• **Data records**
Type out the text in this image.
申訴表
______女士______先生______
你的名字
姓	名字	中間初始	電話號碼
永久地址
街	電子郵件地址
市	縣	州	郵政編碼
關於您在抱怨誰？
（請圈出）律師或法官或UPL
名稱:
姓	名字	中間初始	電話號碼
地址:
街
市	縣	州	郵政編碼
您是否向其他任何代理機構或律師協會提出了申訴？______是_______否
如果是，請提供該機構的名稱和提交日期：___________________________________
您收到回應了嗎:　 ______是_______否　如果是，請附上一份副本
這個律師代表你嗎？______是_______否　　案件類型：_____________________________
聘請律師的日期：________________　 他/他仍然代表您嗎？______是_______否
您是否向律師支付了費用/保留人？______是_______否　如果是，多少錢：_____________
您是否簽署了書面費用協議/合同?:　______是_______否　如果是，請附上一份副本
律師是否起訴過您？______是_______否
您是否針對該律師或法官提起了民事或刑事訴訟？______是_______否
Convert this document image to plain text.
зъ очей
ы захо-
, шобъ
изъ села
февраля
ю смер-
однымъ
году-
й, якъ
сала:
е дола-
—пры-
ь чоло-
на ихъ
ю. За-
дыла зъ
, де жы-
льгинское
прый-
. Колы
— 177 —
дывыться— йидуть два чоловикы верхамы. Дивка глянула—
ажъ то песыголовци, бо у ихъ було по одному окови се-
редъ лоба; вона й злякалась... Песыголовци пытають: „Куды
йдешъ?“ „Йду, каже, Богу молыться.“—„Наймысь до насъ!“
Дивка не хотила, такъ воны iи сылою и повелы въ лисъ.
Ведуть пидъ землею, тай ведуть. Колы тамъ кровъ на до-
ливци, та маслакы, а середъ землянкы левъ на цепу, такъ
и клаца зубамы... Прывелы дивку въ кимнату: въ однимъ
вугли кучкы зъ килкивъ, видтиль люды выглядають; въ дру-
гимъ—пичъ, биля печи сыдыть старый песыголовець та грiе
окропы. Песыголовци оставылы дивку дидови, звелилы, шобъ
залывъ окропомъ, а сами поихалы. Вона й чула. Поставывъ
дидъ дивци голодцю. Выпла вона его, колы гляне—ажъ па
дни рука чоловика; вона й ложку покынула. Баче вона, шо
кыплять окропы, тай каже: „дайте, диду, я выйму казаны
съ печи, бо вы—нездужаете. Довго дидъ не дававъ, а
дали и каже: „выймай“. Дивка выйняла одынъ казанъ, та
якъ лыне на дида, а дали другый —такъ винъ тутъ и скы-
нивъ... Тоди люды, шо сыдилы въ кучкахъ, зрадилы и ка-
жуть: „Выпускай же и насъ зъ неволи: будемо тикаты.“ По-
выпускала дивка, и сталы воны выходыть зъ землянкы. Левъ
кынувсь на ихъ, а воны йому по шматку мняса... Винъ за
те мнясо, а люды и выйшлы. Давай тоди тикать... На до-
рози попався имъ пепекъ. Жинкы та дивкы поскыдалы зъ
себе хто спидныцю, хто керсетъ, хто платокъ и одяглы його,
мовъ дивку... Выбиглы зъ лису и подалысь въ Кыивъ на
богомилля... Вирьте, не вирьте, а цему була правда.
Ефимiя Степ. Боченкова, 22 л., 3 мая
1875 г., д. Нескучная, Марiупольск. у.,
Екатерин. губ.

• **Your objective**
Extract each line from the listing that holds the word "насъ".

• **Result of this exercise**
йдешъ?“ „Йду, каже, Богу молыться.“—„Наймысь до насъ!“
жуть: „Выпускай же и насъ зъ неволи: будемо тикаты.“ По-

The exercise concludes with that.